§ Work to do: Copy out the listing that follows, exact in every word, and skip the images.

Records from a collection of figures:
* BEGIN *

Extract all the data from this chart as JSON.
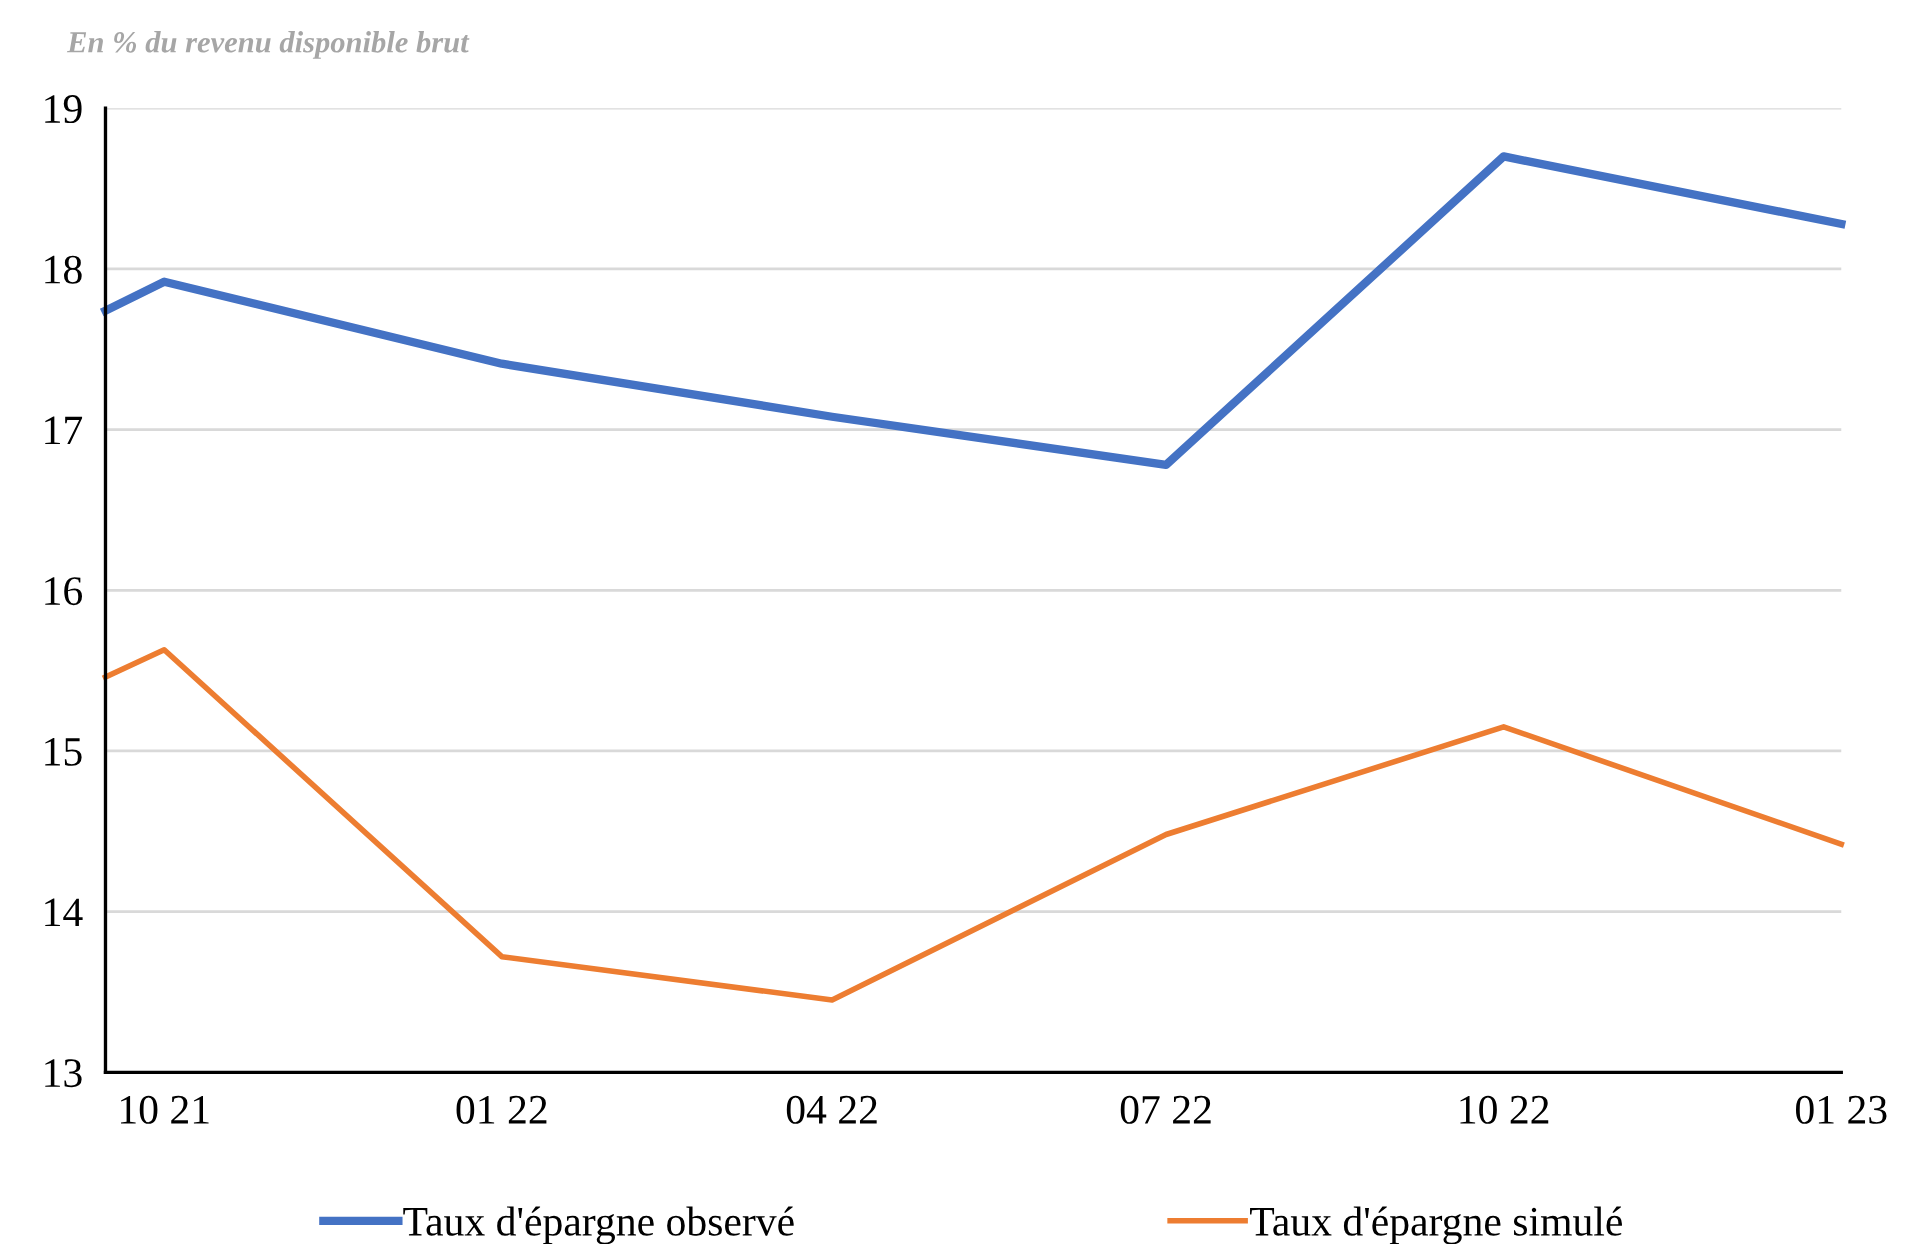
{
  "chart_data": {
    "type": "line",
    "annotations": [
      "En % du revenu disponible brut"
    ],
    "x": [
      "2021-09-15",
      "2021-10",
      "2022-01",
      "2022-04",
      "2022-07",
      "2022-10",
      "2023-01"
    ],
    "xlim": [
      "2021-09-15",
      "2023-01"
    ],
    "xticks": [
      {
        "value": "2021-10",
        "label": "10 21"
      },
      {
        "value": "2022-01",
        "label": "01 22"
      },
      {
        "value": "2022-04",
        "label": "04 22"
      },
      {
        "value": "2022-07",
        "label": "07 22"
      },
      {
        "value": "2022-10",
        "label": "10 22"
      },
      {
        "value": "2023-01",
        "label": "01 23"
      }
    ],
    "ylim": [
      13,
      19
    ],
    "yticks": [
      13,
      14,
      15,
      16,
      17,
      18,
      19
    ],
    "grid": "y",
    "legend": "bottom",
    "marker": "none",
    "line_style": "solid",
    "series": [
      {
        "name": "Taux d'épargne observé",
        "color": "#4472c4",
        "values": [
          17.74,
          17.92,
          17.41,
          17.08,
          16.78,
          18.7,
          18.28
        ]
      },
      {
        "name": "Taux d'épargne simulé",
        "color": "#ed7d31",
        "values": [
          15.46,
          15.63,
          13.72,
          13.45,
          14.48,
          15.15,
          14.42
        ]
      }
    ]
  }
}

* END *

§ Correct output:
Extract all the data from this chart as JSON.
{
  "chart_data": {
    "type": "line",
    "annotations": [
      "En % du revenu disponible brut"
    ],
    "x": [
      "2021-09-15",
      "2021-10",
      "2022-01",
      "2022-04",
      "2022-07",
      "2022-10",
      "2023-01"
    ],
    "xlim": [
      "2021-09-15",
      "2023-01"
    ],
    "xticks": [
      {
        "value": "2021-10",
        "label": "10 21"
      },
      {
        "value": "2022-01",
        "label": "01 22"
      },
      {
        "value": "2022-04",
        "label": "04 22"
      },
      {
        "value": "2022-07",
        "label": "07 22"
      },
      {
        "value": "2022-10",
        "label": "10 22"
      },
      {
        "value": "2023-01",
        "label": "01 23"
      }
    ],
    "ylim": [
      13,
      19
    ],
    "yticks": [
      13,
      14,
      15,
      16,
      17,
      18,
      19
    ],
    "grid": "y",
    "legend": "bottom",
    "marker": "none",
    "line_style": "solid",
    "series": [
      {
        "name": "Taux d'épargne observé",
        "color": "#4472c4",
        "values": [
          17.74,
          17.92,
          17.41,
          17.08,
          16.78,
          18.7,
          18.28
        ]
      },
      {
        "name": "Taux d'épargne simulé",
        "color": "#ed7d31",
        "values": [
          15.46,
          15.63,
          13.72,
          13.45,
          14.48,
          15.15,
          14.42
        ]
      }
    ]
  }
}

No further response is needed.